◆ **Source records**

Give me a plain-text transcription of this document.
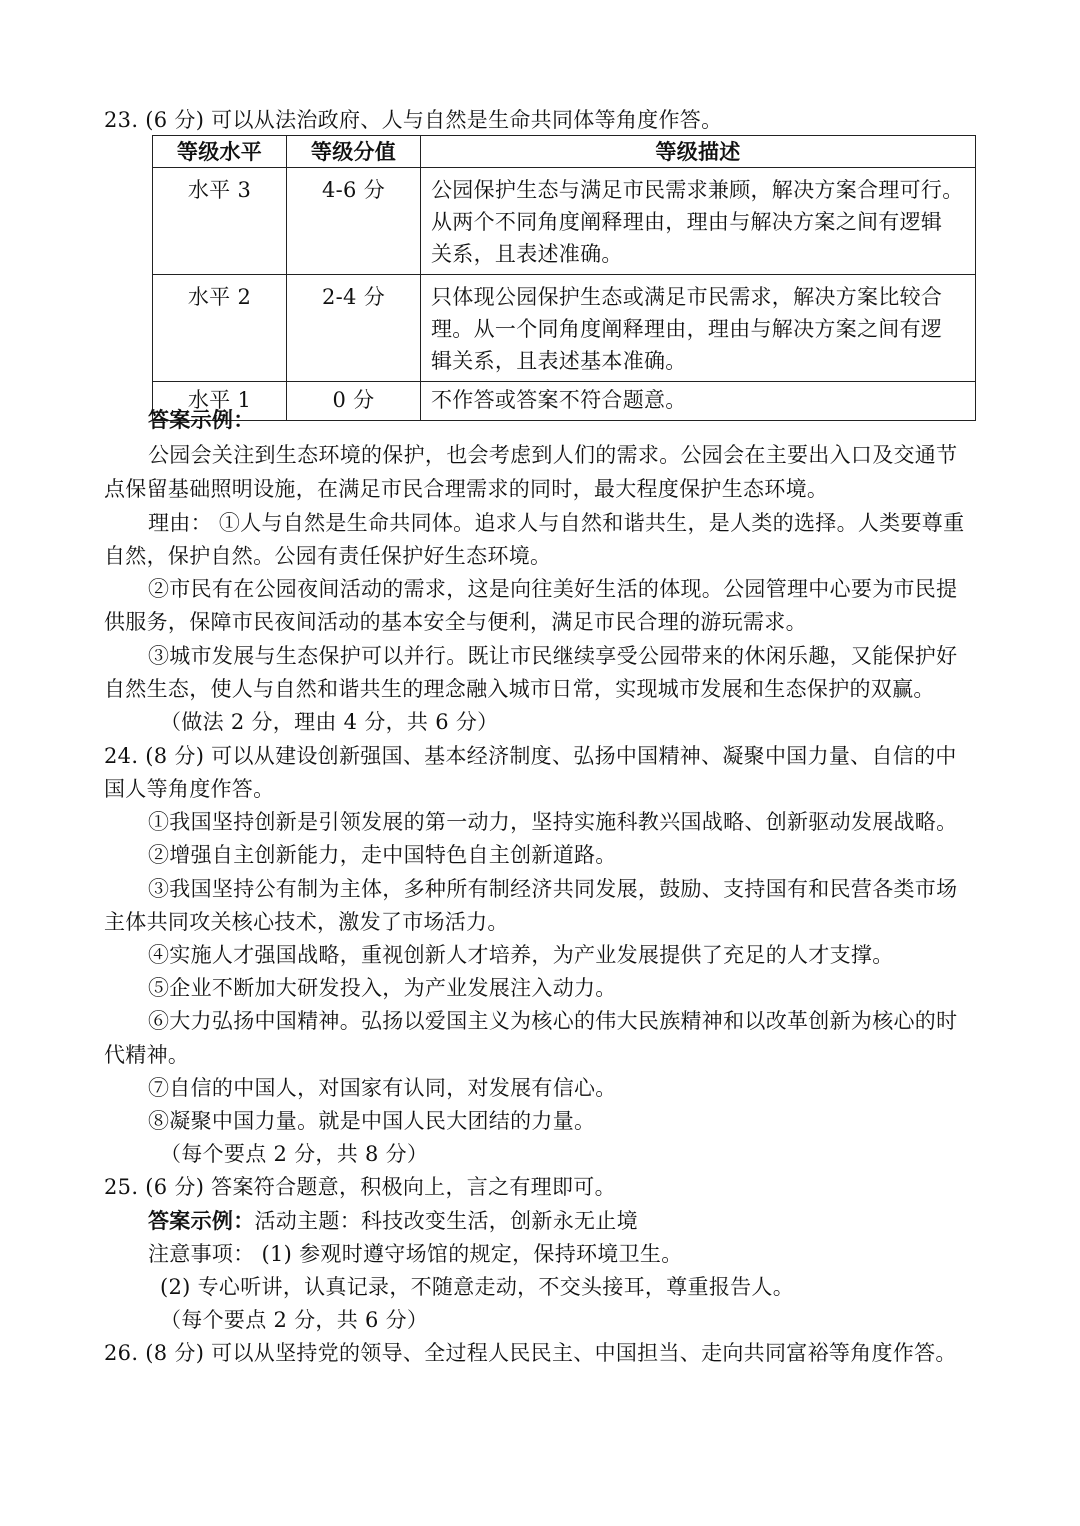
23. (6 分) 可以从法治政府、人与自然是生命共同体等角度作答。
等级水平	等级分值	等级描述
水平 3	4-6 分	公园保护生态与满足市民需求兼顾，解决方案合理可行。
从两个不同角度阐释理由，理由与解决方案之间有逻辑
关系，且表述准确。

水平 2	2-4 分	只体现公园保护生态或满足市民需求，解决方案比较合
理。从一个同角度阐释理由，理由与解决方案之间有逻
辑关系，且表述基本准确。

水平 1	0 分	不作答或答案不符合题意。
答案示例：
公园会关注到生态环境的保护，也会考虑到人们的需求。公园会在主要出入口及交通节
点保留基础照明设施，在满足市民合理需求的同时，最大程度保护生态环境。
理由： ①人与自然是生命共同体。追求人与自然和谐共生，是人类的选择。人类要尊重
自然，保护自然。公园有责任保护好生态环境。
②市民有在公园夜间活动的需求，这是向往美好生活的体现。公园管理中心要为市民提
供服务，保障市民夜间活动的基本安全与便利，满足市民合理的游玩需求。
③城市发展与生态保护可以并行。既让市民继续享受公园带来的休闲乐趣，又能保护好
自然生态，使人与自然和谐共生的理念融入城市日常，实现城市发展和生态保护的双赢。
（做法 2 分，理由 4 分，共 6 分）
24. (8 分) 可以从建设创新强国、基本经济制度、弘扬中国精神、凝聚中国力量、自信的中
国人等角度作答。
①我国坚持创新是引领发展的第一动力，坚持实施科教兴国战略、创新驱动发展战略。
②增强自主创新能力，走中国特色自主创新道路。
③我国坚持公有制为主体，多种所有制经济共同发展，鼓励、支持国有和民营各类市场
主体共同攻关核心技术，激发了市场活力。
④实施人才强国战略，重视创新人才培养，为产业发展提供了充足的人才支撑。
⑤企业不断加大研发投入，为产业发展注入动力。
⑥大力弘扬中国精神。弘扬以爱国主义为核心的伟大民族精神和以改革创新为核心的时
代精神。
⑦自信的中国人，对国家有认同，对发展有信心。
⑧凝聚中国力量。就是中国人民大团结的力量。
（每个要点 2 分，共 8 分）
25. (6 分) 答案符合题意，积极向上，言之有理即可。
答案示例：活动主题：科技改变生活，创新永无止境
注意事项： (1) 参观时遵守场馆的规定，保持环境卫生。
(2) 专心听讲，认真记录，不随意走动，不交头接耳，尊重报告人。
（每个要点 2 分，共 6 分）
26. (8 分) 可以从坚持党的领导、全过程人民民主、中国担当、走向共同富裕等角度作答。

◆ **Work to do**
Print the records above exactly as they stand, but leave out the pictures.

◆ **Solution for this exercise**
Give me a plain-text transcription of this document.
23. (6 分) 可以从法治政府、人与自然是生命共同体等角度作答。
等级水平	等级分值	等级描述
水平 3	4-6 分	公园保护生态与满足市民需求兼顾，解决方案合理可行。
从两个不同角度阐释理由，理由与解决方案之间有逻辑
关系，且表述准确。

水平 2	2-4 分	只体现公园保护生态或满足市民需求，解决方案比较合
理。从一个同角度阐释理由，理由与解决方案之间有逻
辑关系，且表述基本准确。

水平 1	0 分	不作答或答案不符合题意。
答案示例：
公园会关注到生态环境的保护，也会考虑到人们的需求。公园会在主要出入口及交通节
点保留基础照明设施，在满足市民合理需求的同时，最大程度保护生态环境。
理由： ①人与自然是生命共同体。追求人与自然和谐共生，是人类的选择。人类要尊重
自然，保护自然。公园有责任保护好生态环境。
②市民有在公园夜间活动的需求，这是向往美好生活的体现。公园管理中心要为市民提
供服务，保障市民夜间活动的基本安全与便利，满足市民合理的游玩需求。
③城市发展与生态保护可以并行。既让市民继续享受公园带来的休闲乐趣，又能保护好
自然生态，使人与自然和谐共生的理念融入城市日常，实现城市发展和生态保护的双赢。
（做法 2 分，理由 4 分，共 6 分）
24. (8 分) 可以从建设创新强国、基本经济制度、弘扬中国精神、凝聚中国力量、自信的中
国人等角度作答。
①我国坚持创新是引领发展的第一动力，坚持实施科教兴国战略、创新驱动发展战略。
②增强自主创新能力，走中国特色自主创新道路。
③我国坚持公有制为主体，多种所有制经济共同发展，鼓励、支持国有和民营各类市场
主体共同攻关核心技术，激发了市场活力。
④实施人才强国战略，重视创新人才培养，为产业发展提供了充足的人才支撑。
⑤企业不断加大研发投入，为产业发展注入动力。
⑥大力弘扬中国精神。弘扬以爱国主义为核心的伟大民族精神和以改革创新为核心的时
代精神。
⑦自信的中国人，对国家有认同，对发展有信心。
⑧凝聚中国力量。就是中国人民大团结的力量。
（每个要点 2 分，共 8 分）
25. (6 分) 答案符合题意，积极向上，言之有理即可。
答案示例：活动主题：科技改变生活，创新永无止境
注意事项： (1) 参观时遵守场馆的规定，保持环境卫生。
(2) 专心听讲，认真记录，不随意走动，不交头接耳，尊重报告人。
（每个要点 2 分，共 6 分）
26. (8 分) 可以从坚持党的领导、全过程人民民主、中国担当、走向共同富裕等角度作答。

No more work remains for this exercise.